> **What you will do**
Repeat every record below exactly, omitting any pictures.

> **Given records**

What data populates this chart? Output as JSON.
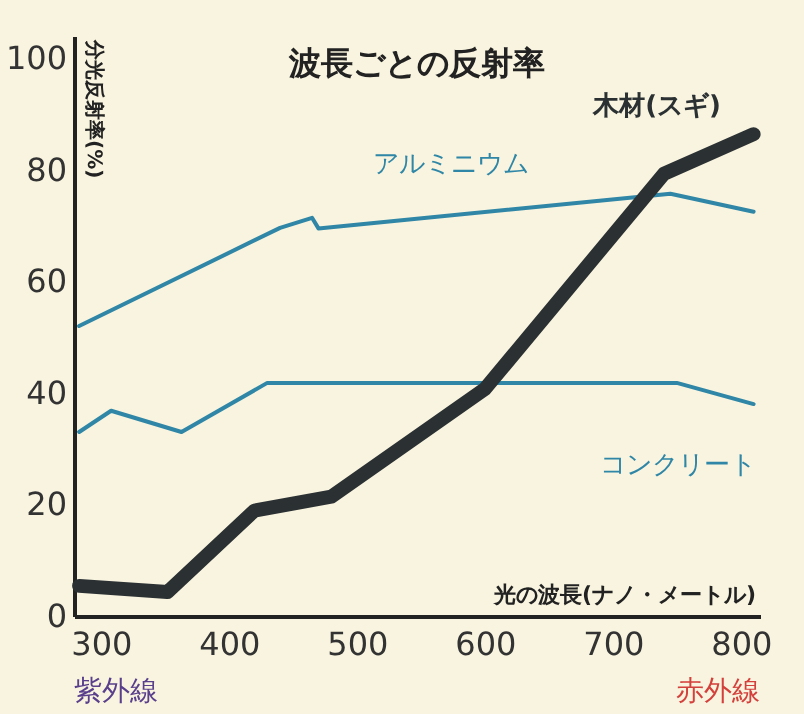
{
  "chart_data": {
    "type": "line",
    "title": "波長ごとの反射率",
    "xlabel": "光の波長(ナノ・メートル)",
    "ylabel": "分光反射率(%)",
    "series": [
      {
        "name": "アルミニウム",
        "color": "#2f86a6",
        "x": [
          283,
          440,
          465,
          470,
          745,
          810
        ],
        "values": [
          52,
          69.6,
          71.4,
          69.5,
          75.7,
          72.5
        ]
      },
      {
        "name": "コンクリート",
        "color": "#2f86a6",
        "x": [
          283,
          308,
          363,
          430,
          750,
          810
        ],
        "values": [
          33,
          36.8,
          33,
          41.8,
          41.8,
          38
        ]
      },
      {
        "name": "木材(スギ)",
        "color": "#2b3033",
        "x": [
          283,
          352,
          420,
          480,
          600,
          740,
          810
        ],
        "values": [
          5.4,
          4.3,
          18.9,
          21.4,
          40.7,
          79.3,
          86.4
        ]
      }
    ],
    "xlim": [
      279,
      815
    ],
    "ylim": [
      0,
      104
    ],
    "xticks": [
      300,
      400,
      500,
      600,
      700,
      800
    ],
    "yticks": [
      0,
      20,
      40,
      60,
      80,
      100
    ],
    "annotations": [
      "紫外線",
      "赤外線"
    ],
    "grid": false,
    "marker": "none",
    "line_style": "solid"
  }
}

> **Solved problem**
What data populates this chart? Output as JSON.
{
  "chart_data": {
    "type": "line",
    "title": "波長ごとの反射率",
    "xlabel": "光の波長(ナノ・メートル)",
    "ylabel": "分光反射率(%)",
    "series": [
      {
        "name": "アルミニウム",
        "color": "#2f86a6",
        "x": [
          283,
          440,
          465,
          470,
          745,
          810
        ],
        "values": [
          52,
          69.6,
          71.4,
          69.5,
          75.7,
          72.5
        ]
      },
      {
        "name": "コンクリート",
        "color": "#2f86a6",
        "x": [
          283,
          308,
          363,
          430,
          750,
          810
        ],
        "values": [
          33,
          36.8,
          33,
          41.8,
          41.8,
          38
        ]
      },
      {
        "name": "木材(スギ)",
        "color": "#2b3033",
        "x": [
          283,
          352,
          420,
          480,
          600,
          740,
          810
        ],
        "values": [
          5.4,
          4.3,
          18.9,
          21.4,
          40.7,
          79.3,
          86.4
        ]
      }
    ],
    "xlim": [
      279,
      815
    ],
    "ylim": [
      0,
      104
    ],
    "xticks": [
      300,
      400,
      500,
      600,
      700,
      800
    ],
    "yticks": [
      0,
      20,
      40,
      60,
      80,
      100
    ],
    "annotations": [
      "紫外線",
      "赤外線"
    ],
    "grid": false,
    "marker": "none",
    "line_style": "solid"
  }
}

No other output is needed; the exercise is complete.